__Text provided__
——————————

There are a few other cards like that. Famously necropotence was given a 2/10 by channel fireball. But people quickly learned how good the card was for both force and necro
I started playing in Masques block and Force of Will cost more than Revised dual lands at the time. Also, Uzra's Saga was still in Type II (what we used to call Standard), and I must have bought 100 packs for original retail. Those were the days....
Counter magic and interaction in a multiplayer format is significantly worse than in 1v1s, though still necessary. Singleton formats exacerbate the problem. Having to chew through 120 life vs 20 exacerbates this even further. Those factors don't make the card bad, it makes the card bad for the format. That's all to say, if anything sucks here, it's the format. You could posit that I'm being pedantic. I'm not. Example 1: Colossal Dreadmaw sucks across every format, that's why it's a meme. Example 2: Parallel Lives is a fine in EDH, but doesn't see meta play in any paper format that I'm aware of. Example 3: Up the Beanstalk is a staple or is meta relevant in just about every format that can play it, including Vintage, Legacy, Modern, Pioneer, and Standard, but sees zero play in EDH. And no, evaluating a card by the casual user base is not relevant when determining its strength. If it's not winning tournaments, leagues, or ranked matches, its "goodness" is anecdotal until proven otherwise (see Death's Shadow). So, the numerous tournaments that have been won over many, many years with 4x copies of Force of Will between main and side decks immediately proves you wrong. So, no, Force of Will doesn't suck. It "sucks" in EDH because EDH was designed as a causal, randomized format for people to play the draft chaff that they had accumulated when buying packs. I'm really tired of clickbait titles like this one, but you got me to click and write a comment, so that's on me. Time to unsub, I guess. Maybe Trinket makes some good points in this video, I dunno. I didn't and won't watch it because clickbait is bullshit.

——————————

__Short problem 1__
Can you pull out every line of the entries that contains the word "channel"?

Data extracted from a collection:
——————————

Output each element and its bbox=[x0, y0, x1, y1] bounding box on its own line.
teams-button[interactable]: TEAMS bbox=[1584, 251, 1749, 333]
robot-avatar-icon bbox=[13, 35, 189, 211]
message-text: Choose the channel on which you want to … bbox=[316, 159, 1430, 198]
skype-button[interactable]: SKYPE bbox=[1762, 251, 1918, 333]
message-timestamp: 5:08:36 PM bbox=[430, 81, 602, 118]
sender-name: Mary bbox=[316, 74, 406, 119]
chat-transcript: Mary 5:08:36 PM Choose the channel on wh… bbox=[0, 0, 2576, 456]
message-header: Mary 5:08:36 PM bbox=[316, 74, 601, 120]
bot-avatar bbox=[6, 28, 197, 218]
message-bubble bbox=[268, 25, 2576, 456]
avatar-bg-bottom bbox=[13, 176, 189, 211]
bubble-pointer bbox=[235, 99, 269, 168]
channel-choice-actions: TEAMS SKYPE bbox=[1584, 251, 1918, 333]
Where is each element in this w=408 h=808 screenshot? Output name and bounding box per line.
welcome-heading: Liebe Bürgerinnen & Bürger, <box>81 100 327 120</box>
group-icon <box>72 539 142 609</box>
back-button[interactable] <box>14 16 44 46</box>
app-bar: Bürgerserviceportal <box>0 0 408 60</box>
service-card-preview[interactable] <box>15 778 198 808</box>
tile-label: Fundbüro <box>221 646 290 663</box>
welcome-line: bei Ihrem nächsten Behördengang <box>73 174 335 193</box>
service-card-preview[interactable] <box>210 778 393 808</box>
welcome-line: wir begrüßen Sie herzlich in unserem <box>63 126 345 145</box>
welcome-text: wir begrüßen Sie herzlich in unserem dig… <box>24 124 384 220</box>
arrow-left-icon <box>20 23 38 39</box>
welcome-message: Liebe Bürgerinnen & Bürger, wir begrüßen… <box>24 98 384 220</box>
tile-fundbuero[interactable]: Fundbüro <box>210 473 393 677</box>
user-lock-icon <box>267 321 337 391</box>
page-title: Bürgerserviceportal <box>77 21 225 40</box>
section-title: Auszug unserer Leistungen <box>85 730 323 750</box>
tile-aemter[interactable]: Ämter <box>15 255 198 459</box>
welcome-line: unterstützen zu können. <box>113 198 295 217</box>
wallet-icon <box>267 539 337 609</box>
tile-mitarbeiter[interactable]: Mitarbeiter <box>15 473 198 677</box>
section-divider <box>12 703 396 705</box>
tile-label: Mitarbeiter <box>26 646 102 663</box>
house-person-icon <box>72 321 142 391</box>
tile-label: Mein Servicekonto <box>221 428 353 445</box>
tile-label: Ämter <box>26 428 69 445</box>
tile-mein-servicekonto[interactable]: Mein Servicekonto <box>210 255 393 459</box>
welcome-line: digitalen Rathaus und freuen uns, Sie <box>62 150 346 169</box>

——————————

__Short problem 2__
In the comment on Force of Will, why does the card perform poorly in EDH? Answer in one to three sentences.

__Final result 1__
message-text: Choose the channel on which you want to … bbox=[316, 159, 1430, 198]
chat-transcript: Mary 5:08:36 PM Choose the channel on wh… bbox=[0, 0, 2576, 456]
channel-choice-actions: TEAMS SKYPE bbox=[1584, 251, 1918, 333]

__Final result 2__
Counter magic and interaction are much weaker in a multiplayer format than in 1v1s. Singleton rules and having to get through 120 life instead of 20 make the problem worse. The card also suffers because EDH was designed as a casual, randomized format for playing draft chaff left over from buying packs.